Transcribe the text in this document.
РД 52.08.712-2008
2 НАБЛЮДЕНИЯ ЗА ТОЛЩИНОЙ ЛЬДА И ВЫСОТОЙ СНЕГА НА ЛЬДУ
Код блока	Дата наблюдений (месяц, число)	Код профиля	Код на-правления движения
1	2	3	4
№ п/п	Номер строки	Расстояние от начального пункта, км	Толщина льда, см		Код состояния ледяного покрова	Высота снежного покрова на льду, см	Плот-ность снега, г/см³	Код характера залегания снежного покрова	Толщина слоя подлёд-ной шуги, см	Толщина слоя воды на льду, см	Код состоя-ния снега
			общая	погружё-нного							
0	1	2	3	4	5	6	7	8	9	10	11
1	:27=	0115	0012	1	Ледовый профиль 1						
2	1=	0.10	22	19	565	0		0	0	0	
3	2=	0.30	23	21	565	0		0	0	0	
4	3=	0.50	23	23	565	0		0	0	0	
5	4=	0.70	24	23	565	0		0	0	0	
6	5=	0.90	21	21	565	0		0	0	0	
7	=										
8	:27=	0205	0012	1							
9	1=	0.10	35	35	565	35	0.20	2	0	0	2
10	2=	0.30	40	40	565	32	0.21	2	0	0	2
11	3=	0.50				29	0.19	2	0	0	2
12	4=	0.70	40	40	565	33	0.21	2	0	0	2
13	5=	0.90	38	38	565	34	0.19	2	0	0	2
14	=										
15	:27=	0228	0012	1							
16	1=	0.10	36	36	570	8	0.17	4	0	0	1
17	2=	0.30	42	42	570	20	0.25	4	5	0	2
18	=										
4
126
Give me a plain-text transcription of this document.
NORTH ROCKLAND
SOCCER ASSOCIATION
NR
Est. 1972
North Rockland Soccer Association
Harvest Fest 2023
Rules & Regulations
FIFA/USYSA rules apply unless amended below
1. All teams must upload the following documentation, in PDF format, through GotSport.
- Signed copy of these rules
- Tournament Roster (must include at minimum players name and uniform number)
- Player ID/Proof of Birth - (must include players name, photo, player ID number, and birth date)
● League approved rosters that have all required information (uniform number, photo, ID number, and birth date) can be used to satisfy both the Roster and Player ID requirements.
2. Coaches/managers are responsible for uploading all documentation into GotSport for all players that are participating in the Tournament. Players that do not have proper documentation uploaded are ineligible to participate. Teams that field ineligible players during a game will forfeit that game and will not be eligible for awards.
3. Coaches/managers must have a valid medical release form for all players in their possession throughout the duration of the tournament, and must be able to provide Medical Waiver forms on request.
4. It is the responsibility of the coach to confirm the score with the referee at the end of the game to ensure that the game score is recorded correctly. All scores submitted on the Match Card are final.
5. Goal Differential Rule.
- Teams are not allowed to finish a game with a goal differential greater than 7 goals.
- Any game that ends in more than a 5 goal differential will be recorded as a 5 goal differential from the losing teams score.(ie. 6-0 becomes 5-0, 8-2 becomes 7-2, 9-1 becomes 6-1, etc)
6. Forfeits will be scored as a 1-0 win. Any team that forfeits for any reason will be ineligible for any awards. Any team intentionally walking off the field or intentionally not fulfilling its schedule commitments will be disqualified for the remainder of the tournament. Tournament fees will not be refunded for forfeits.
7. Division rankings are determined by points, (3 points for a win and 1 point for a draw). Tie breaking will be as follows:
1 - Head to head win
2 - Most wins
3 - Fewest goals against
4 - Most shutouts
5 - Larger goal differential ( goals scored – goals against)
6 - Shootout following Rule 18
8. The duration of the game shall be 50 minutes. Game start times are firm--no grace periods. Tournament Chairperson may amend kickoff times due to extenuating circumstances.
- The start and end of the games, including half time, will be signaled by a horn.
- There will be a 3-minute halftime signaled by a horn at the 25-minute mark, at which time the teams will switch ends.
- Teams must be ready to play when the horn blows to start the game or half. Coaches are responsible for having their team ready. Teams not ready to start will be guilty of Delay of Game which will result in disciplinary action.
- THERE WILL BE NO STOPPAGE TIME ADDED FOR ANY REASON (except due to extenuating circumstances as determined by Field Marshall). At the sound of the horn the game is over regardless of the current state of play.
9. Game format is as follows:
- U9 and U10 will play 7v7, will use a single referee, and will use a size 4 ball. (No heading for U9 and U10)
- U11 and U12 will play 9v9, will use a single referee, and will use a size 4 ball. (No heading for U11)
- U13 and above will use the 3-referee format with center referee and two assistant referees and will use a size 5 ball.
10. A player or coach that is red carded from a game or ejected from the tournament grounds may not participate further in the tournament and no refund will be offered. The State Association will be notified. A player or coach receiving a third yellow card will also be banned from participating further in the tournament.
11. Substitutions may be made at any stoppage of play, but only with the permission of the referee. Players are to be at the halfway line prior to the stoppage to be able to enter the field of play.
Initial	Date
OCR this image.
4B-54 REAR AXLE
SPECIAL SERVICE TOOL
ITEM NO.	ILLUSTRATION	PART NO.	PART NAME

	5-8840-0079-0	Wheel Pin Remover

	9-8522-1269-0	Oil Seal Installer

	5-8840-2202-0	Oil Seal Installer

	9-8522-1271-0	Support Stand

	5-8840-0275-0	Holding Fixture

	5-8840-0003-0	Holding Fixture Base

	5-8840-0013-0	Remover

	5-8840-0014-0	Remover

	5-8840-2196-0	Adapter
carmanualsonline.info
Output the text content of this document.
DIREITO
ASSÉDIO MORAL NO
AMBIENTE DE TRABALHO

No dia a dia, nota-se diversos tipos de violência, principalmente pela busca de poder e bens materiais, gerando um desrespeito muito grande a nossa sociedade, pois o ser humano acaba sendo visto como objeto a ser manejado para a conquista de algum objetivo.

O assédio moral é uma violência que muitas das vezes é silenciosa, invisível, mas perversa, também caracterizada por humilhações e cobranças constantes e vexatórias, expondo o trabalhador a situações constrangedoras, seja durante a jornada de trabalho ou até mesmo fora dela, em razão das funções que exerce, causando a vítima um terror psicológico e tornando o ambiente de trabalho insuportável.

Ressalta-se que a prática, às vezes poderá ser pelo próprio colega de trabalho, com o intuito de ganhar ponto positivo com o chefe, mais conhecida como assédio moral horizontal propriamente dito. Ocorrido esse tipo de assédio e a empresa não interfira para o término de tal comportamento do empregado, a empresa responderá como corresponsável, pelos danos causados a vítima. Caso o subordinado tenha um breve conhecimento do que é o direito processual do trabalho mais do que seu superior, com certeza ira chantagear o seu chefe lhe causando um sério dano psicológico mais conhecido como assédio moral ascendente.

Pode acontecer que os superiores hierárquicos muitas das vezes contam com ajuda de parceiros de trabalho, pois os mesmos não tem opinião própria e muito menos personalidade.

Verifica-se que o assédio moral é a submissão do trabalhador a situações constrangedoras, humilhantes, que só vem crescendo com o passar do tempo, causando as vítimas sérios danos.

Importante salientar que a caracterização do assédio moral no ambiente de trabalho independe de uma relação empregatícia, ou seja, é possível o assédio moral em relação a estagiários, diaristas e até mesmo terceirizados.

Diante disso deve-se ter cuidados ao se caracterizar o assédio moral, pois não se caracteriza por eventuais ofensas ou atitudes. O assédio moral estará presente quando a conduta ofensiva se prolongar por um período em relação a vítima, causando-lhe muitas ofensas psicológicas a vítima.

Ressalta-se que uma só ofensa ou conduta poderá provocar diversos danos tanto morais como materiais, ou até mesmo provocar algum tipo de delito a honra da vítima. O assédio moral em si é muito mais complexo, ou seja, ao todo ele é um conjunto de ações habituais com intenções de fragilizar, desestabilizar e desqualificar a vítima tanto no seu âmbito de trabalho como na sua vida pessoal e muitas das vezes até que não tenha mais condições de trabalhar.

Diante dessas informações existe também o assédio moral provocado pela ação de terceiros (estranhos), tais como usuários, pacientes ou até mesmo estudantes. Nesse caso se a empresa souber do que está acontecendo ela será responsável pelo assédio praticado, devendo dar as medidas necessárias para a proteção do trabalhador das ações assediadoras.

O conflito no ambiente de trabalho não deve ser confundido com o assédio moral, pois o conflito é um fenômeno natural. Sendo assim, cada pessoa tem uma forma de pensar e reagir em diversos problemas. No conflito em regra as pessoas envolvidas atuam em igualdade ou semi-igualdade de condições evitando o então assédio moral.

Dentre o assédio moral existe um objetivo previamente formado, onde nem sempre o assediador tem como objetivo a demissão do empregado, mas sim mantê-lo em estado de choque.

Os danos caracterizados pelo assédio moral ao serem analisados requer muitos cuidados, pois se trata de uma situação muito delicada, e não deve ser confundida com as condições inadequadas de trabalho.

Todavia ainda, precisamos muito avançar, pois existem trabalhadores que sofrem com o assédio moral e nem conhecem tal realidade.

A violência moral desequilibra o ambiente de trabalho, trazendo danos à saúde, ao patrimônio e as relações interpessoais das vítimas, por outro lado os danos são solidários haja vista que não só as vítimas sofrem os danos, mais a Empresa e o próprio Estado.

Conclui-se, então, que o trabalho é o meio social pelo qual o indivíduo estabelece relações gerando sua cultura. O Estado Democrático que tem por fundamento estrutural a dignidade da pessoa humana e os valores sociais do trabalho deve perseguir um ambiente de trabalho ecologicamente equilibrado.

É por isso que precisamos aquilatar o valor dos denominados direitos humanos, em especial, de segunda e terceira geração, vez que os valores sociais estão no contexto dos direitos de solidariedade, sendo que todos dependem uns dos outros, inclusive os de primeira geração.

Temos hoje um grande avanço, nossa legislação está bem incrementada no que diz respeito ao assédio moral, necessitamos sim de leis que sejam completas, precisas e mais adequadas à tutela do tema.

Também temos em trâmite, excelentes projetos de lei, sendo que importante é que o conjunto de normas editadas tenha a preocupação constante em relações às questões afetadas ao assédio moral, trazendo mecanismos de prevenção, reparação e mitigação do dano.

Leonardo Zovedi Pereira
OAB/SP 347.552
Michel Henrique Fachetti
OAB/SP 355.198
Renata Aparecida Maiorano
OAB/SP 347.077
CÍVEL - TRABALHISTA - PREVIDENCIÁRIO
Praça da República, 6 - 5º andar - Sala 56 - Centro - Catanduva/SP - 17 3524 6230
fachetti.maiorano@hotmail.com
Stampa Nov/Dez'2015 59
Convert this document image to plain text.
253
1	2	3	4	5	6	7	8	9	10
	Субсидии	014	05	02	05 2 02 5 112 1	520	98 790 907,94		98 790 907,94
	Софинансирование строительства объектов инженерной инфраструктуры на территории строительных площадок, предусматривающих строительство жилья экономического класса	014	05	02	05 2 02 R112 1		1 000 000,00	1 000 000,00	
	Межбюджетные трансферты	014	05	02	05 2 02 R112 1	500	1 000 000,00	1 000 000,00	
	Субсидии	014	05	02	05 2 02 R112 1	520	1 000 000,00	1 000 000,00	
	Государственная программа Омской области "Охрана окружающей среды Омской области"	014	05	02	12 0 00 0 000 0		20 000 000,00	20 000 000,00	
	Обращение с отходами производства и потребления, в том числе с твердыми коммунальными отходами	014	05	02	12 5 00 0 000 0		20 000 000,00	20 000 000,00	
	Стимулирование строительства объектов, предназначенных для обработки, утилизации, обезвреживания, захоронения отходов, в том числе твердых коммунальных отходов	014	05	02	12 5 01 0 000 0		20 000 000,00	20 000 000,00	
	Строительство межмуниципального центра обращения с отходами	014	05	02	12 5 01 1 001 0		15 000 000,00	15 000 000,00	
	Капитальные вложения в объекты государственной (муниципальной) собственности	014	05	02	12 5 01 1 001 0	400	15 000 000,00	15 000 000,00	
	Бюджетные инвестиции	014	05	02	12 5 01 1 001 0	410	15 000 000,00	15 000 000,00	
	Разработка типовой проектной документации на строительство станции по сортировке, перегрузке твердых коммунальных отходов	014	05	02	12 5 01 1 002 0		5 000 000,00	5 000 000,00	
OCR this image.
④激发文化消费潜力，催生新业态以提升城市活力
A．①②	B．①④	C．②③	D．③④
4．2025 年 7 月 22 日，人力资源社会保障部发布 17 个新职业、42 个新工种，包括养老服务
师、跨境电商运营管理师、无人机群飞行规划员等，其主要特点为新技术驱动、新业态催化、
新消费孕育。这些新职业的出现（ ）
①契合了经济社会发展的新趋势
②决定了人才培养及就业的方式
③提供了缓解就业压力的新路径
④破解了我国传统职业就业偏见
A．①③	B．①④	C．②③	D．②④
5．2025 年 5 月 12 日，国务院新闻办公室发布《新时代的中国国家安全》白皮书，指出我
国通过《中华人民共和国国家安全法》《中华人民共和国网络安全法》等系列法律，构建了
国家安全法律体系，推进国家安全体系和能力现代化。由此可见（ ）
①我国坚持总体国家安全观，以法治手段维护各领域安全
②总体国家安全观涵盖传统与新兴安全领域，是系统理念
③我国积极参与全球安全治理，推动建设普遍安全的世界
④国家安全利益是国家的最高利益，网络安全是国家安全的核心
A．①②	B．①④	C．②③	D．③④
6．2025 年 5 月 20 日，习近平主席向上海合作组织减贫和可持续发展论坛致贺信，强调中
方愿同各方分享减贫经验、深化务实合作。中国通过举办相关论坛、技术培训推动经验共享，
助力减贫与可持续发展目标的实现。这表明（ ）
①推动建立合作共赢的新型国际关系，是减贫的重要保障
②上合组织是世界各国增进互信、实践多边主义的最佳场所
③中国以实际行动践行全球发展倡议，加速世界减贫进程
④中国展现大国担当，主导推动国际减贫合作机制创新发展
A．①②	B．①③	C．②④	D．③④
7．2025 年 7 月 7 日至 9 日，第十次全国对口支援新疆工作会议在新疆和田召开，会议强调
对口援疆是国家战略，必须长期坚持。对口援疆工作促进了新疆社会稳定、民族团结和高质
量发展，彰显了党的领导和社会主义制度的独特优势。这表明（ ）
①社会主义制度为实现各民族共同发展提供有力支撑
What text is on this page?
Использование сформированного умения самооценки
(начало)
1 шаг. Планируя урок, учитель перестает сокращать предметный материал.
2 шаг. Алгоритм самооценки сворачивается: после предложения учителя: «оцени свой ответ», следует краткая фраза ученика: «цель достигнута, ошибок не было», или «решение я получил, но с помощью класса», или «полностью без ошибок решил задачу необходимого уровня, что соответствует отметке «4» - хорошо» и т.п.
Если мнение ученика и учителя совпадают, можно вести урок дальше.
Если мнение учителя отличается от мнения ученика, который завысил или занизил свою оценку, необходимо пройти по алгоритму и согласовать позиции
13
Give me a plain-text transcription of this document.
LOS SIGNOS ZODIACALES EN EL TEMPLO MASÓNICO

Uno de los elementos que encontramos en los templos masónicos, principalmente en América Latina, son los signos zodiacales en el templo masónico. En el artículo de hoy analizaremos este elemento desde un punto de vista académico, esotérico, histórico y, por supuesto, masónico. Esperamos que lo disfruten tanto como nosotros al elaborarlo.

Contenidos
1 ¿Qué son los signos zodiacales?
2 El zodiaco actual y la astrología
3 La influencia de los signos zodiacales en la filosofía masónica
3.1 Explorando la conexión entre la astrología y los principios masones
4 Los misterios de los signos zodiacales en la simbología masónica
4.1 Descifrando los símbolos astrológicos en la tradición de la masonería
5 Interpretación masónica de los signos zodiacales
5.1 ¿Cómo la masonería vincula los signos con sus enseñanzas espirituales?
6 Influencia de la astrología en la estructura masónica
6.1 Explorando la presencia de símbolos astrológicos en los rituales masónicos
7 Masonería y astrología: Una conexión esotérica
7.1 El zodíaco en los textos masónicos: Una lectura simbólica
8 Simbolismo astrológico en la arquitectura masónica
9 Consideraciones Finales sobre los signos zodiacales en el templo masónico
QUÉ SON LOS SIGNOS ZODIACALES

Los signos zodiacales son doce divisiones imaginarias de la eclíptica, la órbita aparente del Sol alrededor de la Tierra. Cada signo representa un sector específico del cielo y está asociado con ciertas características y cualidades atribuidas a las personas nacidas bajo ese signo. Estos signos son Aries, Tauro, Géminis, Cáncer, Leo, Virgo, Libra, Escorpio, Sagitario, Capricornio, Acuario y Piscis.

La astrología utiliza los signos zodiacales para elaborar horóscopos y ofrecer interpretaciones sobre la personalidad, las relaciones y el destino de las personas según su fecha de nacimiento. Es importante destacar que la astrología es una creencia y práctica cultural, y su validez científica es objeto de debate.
______
Take every line containing the word "Субсидии" and copy it.

_Response below_
	Субсидии	014	05	02	05 2 02 5 112 1	520	98 790 907,94		98 790 907,94
	Субсидии	014	05	02	05 2 02 R112 1	520	1 000 000,00	1 000 000,00	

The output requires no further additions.